(Extracted records)
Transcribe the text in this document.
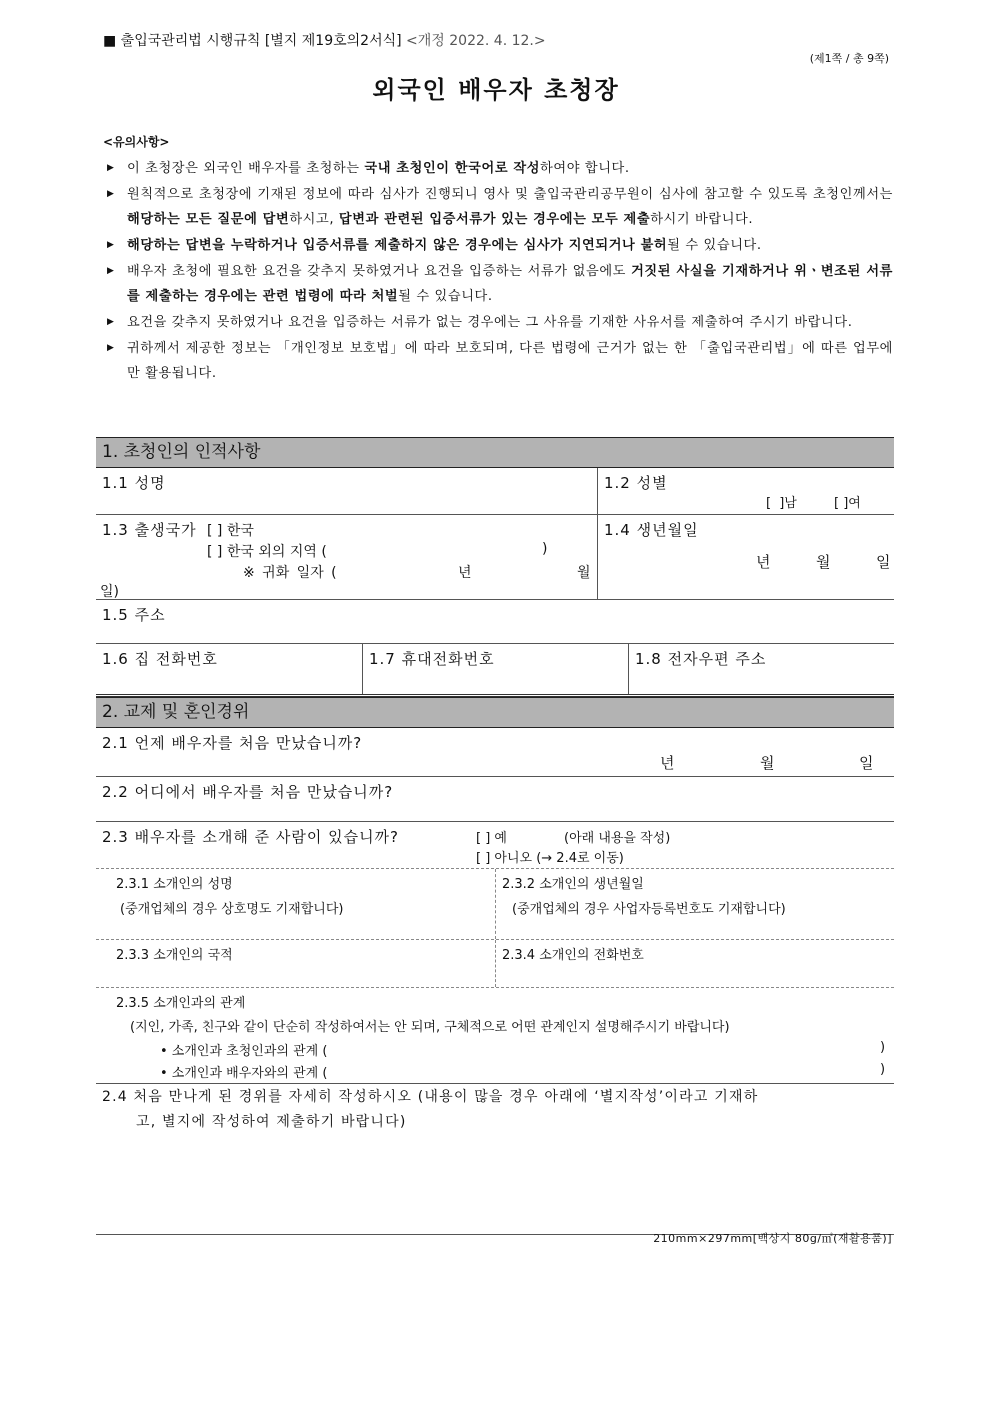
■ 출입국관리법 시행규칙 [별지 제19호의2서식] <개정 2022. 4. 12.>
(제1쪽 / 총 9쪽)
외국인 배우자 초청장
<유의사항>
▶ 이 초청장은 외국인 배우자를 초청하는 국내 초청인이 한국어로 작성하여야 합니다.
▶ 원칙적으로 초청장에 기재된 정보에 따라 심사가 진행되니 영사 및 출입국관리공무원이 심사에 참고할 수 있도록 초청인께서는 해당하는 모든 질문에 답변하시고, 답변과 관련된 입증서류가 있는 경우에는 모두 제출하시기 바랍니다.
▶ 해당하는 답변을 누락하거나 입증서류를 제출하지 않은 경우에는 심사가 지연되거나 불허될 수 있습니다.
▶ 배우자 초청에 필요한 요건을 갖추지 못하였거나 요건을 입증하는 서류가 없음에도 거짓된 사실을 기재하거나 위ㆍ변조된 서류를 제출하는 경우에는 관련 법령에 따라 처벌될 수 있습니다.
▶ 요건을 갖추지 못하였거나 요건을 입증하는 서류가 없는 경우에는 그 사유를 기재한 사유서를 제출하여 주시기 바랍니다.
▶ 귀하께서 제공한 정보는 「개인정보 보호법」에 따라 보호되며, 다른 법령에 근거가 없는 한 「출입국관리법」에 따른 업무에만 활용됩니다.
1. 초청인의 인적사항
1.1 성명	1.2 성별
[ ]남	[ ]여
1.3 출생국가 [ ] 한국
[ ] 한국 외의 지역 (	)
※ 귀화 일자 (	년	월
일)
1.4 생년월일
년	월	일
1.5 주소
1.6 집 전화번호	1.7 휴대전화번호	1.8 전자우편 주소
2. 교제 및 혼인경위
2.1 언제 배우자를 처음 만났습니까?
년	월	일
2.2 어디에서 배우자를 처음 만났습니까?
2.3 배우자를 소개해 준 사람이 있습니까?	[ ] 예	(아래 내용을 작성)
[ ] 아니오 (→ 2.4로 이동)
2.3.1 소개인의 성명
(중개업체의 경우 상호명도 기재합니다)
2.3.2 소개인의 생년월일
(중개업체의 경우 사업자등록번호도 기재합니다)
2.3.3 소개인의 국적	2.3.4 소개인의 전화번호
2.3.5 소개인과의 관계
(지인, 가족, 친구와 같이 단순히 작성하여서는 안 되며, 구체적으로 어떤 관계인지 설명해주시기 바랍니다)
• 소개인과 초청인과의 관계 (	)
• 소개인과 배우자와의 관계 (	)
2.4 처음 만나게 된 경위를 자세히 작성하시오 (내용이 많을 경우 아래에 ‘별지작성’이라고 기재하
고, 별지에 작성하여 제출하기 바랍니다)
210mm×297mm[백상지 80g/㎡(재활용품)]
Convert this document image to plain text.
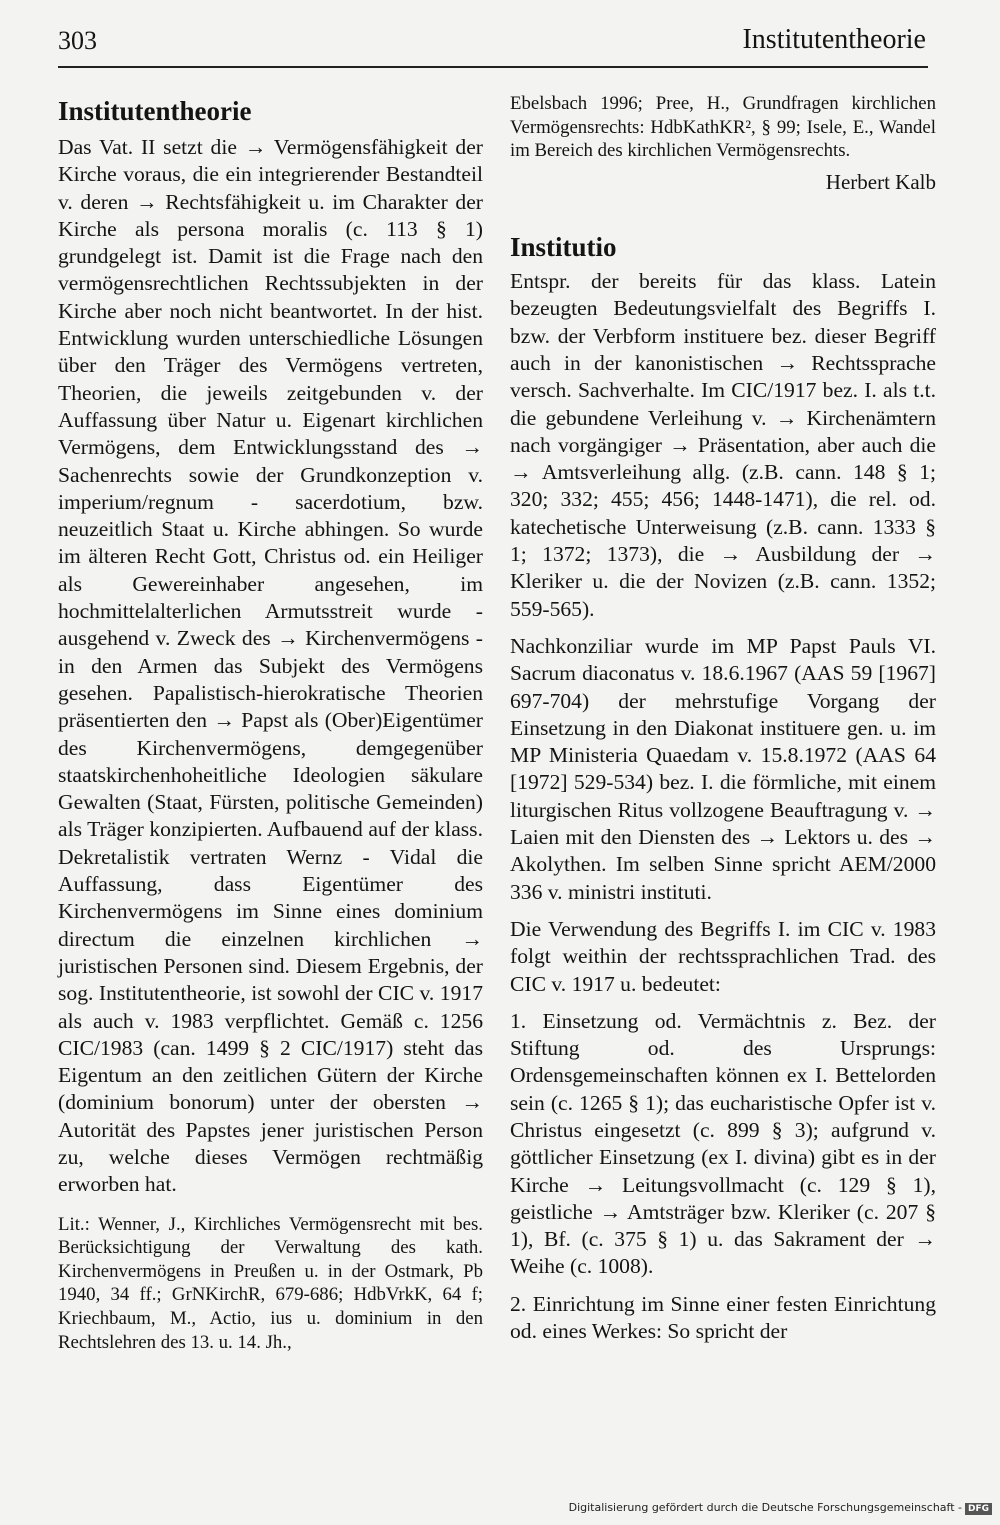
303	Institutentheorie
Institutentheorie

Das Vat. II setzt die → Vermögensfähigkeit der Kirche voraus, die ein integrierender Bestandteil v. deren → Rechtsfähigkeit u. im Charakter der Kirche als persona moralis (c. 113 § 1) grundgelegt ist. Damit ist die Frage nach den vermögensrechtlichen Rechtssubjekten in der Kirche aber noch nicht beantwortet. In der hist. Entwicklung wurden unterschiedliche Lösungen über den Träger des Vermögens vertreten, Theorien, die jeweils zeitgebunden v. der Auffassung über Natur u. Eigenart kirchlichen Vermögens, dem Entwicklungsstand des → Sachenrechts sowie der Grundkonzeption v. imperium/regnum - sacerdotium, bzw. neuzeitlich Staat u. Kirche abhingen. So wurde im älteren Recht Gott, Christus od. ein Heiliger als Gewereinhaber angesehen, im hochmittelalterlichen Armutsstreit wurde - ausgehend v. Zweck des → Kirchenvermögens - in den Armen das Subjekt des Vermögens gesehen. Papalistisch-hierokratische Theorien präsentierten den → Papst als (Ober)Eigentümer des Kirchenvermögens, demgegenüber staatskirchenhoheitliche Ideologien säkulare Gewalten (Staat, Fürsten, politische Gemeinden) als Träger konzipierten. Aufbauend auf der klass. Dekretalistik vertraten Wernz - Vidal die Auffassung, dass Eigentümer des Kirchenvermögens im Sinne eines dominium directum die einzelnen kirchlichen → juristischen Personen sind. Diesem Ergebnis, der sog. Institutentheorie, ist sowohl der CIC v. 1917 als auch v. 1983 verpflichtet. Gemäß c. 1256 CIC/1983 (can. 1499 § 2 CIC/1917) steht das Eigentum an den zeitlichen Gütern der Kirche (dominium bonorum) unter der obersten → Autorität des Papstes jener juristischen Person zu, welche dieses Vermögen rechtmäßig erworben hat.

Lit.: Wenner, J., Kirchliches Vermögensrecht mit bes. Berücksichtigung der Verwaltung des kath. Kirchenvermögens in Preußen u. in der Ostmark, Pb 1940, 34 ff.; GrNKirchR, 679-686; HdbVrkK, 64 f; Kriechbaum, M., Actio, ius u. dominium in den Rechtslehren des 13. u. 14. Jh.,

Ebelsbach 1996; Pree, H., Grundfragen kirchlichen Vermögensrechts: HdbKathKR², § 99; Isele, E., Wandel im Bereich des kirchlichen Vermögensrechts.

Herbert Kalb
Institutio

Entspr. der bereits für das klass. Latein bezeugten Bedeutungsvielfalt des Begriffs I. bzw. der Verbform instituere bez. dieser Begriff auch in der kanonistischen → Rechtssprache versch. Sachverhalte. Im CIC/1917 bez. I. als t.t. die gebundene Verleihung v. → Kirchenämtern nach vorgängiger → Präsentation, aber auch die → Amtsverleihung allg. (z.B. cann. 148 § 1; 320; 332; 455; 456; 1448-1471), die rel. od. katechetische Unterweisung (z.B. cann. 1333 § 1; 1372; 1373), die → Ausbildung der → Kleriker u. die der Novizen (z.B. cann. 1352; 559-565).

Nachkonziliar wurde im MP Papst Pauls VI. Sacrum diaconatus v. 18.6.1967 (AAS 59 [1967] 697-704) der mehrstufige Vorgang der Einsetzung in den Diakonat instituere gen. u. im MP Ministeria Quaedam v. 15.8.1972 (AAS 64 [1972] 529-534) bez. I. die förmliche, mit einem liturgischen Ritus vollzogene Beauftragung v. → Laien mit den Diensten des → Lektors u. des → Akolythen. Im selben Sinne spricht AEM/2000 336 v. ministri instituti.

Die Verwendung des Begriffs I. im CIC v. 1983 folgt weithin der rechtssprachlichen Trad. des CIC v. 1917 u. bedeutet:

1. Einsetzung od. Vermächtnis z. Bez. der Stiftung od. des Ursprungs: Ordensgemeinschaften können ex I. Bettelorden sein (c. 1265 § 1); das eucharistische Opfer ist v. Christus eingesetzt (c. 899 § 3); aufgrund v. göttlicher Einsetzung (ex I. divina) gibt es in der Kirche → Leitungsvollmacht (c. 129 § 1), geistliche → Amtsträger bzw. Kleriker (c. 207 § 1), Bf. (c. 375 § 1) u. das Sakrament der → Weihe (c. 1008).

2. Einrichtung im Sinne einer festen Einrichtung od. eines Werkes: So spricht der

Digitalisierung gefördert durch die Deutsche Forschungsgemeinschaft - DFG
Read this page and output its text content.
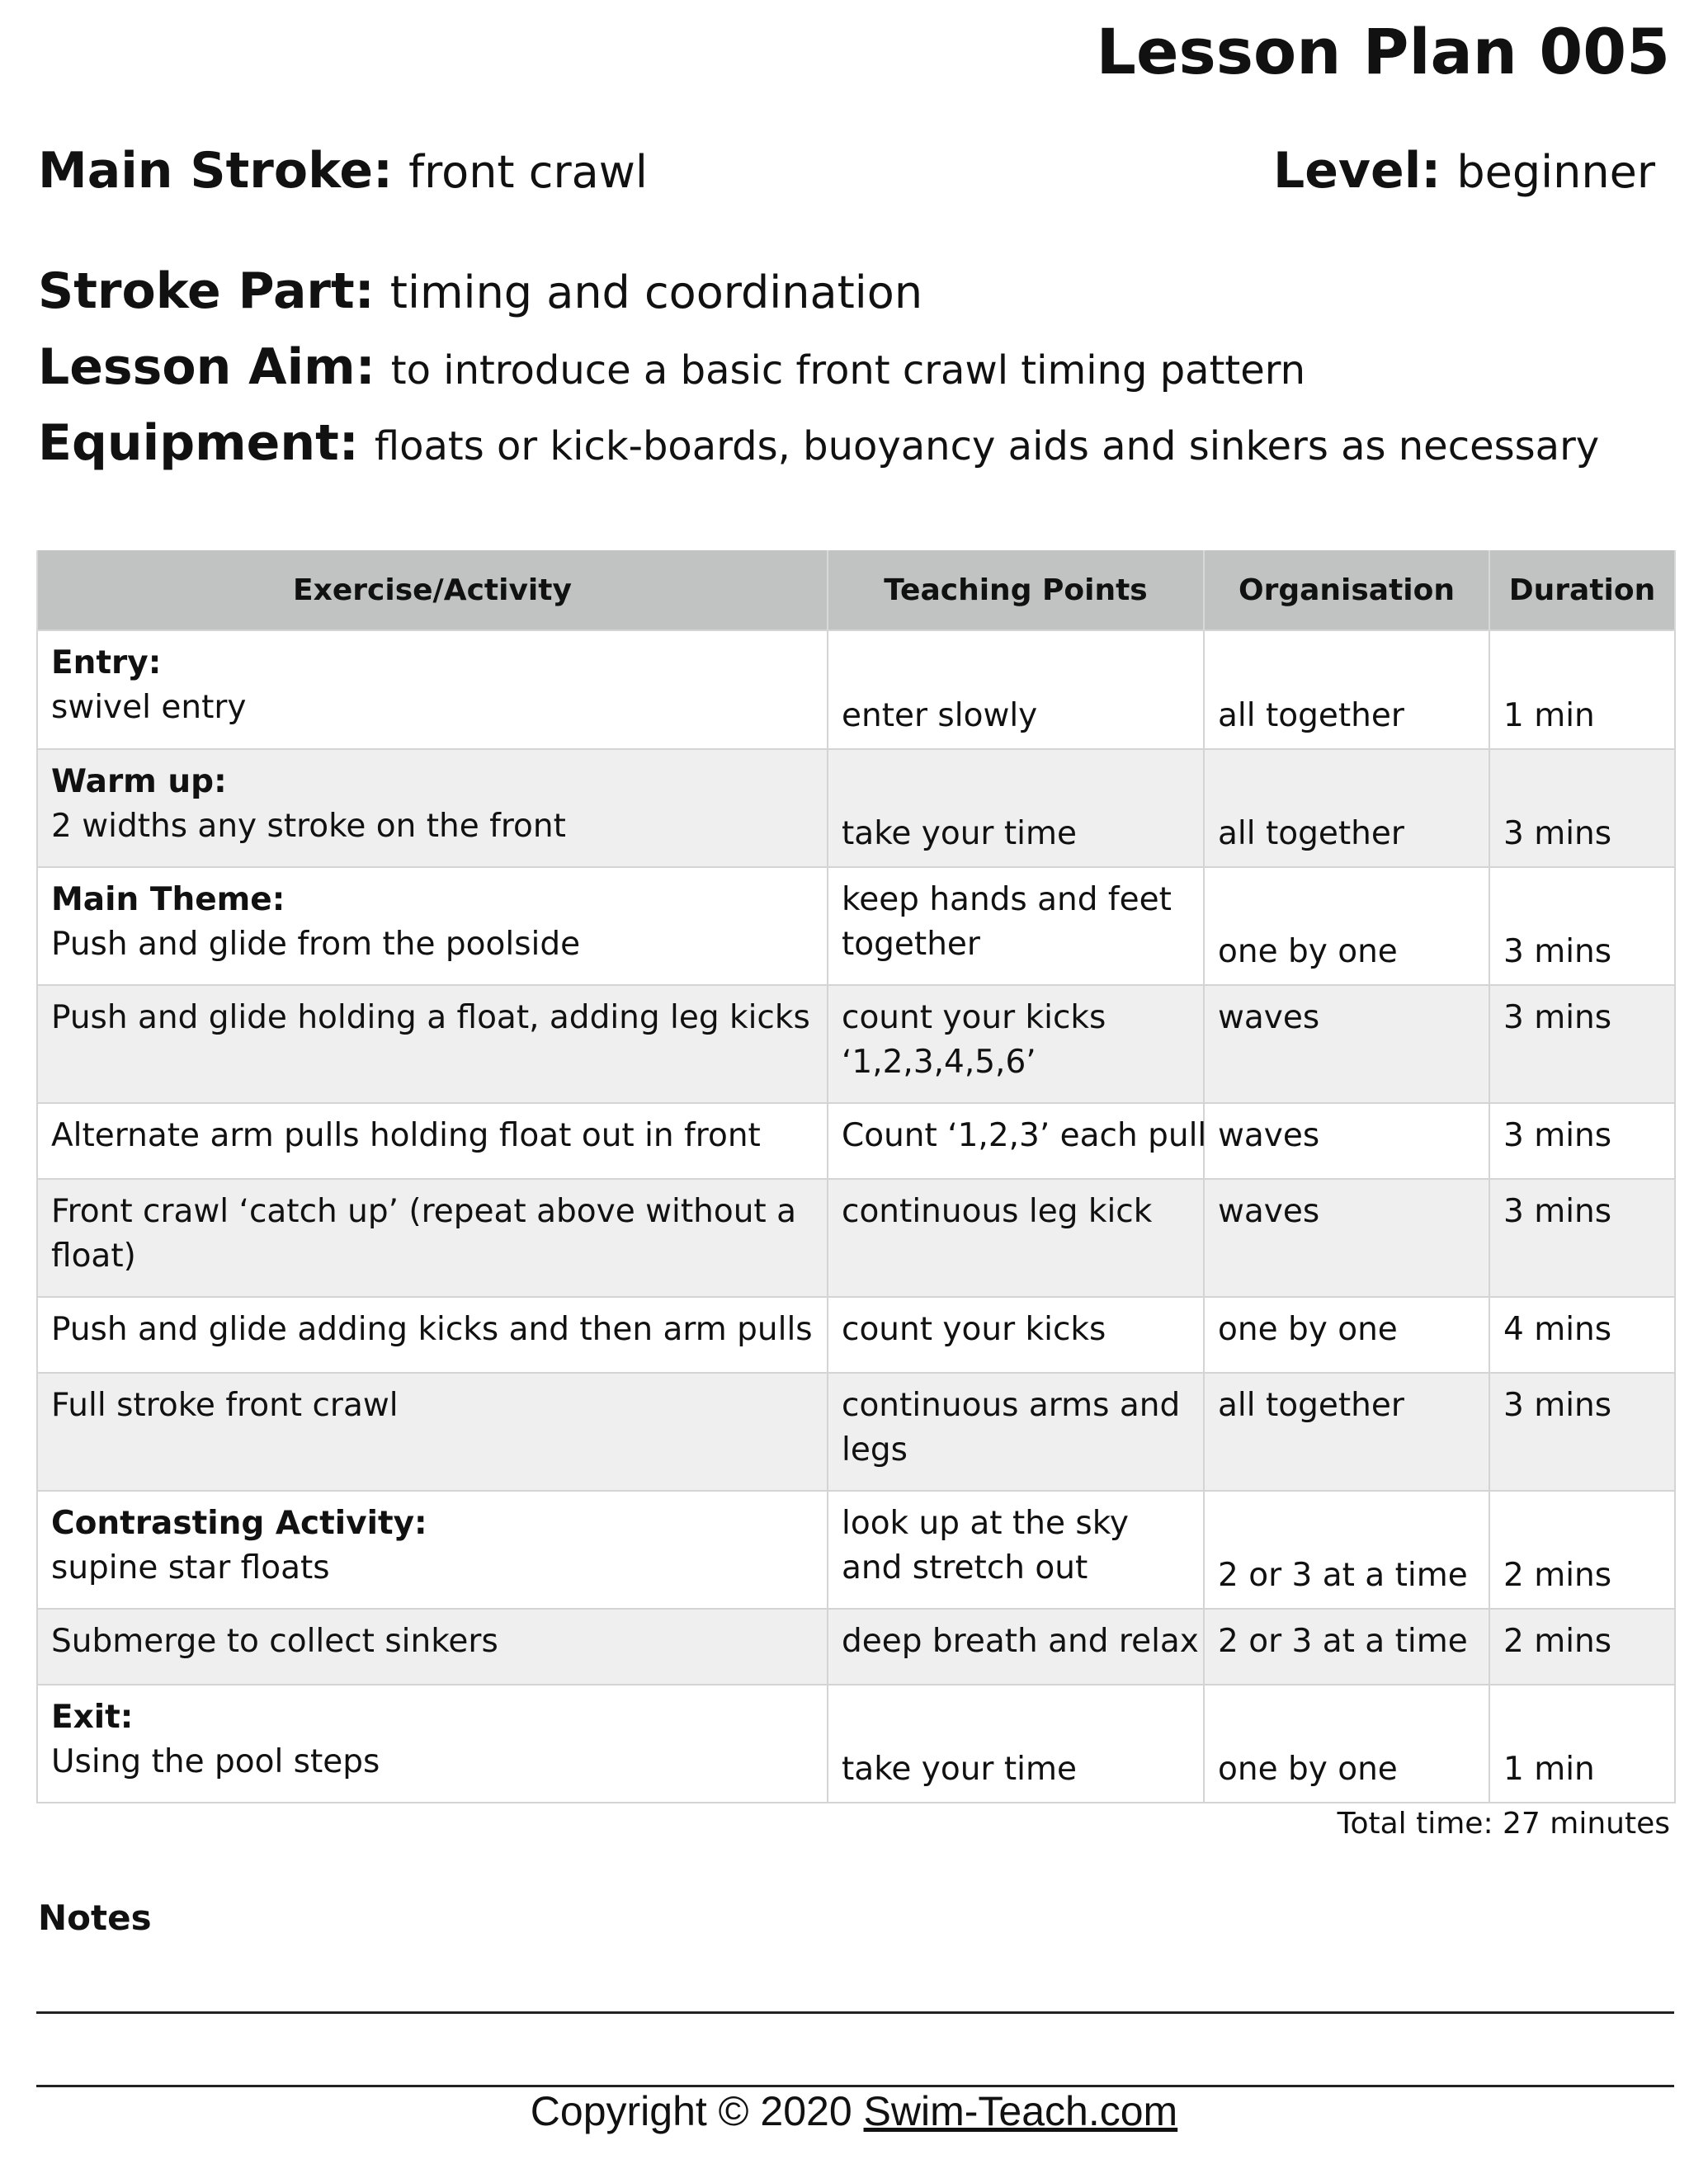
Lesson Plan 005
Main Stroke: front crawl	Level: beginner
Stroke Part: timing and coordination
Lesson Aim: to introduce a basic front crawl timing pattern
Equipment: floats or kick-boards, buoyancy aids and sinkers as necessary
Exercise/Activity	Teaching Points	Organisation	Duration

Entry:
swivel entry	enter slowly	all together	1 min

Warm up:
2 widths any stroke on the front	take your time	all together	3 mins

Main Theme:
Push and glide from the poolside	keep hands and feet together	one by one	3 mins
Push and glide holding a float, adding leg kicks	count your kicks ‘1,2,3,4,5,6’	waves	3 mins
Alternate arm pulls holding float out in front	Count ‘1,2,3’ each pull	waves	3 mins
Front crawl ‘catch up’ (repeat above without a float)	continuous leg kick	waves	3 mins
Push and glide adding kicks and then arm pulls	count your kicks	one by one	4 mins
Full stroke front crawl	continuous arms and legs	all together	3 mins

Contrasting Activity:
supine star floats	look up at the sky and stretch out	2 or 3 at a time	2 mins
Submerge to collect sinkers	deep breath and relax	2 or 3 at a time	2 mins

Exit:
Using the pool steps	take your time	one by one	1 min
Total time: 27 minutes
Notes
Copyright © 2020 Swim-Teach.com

• Job:
Tell how many lines hold the string "Lesson", giving the number and nothing else.

• Output:
2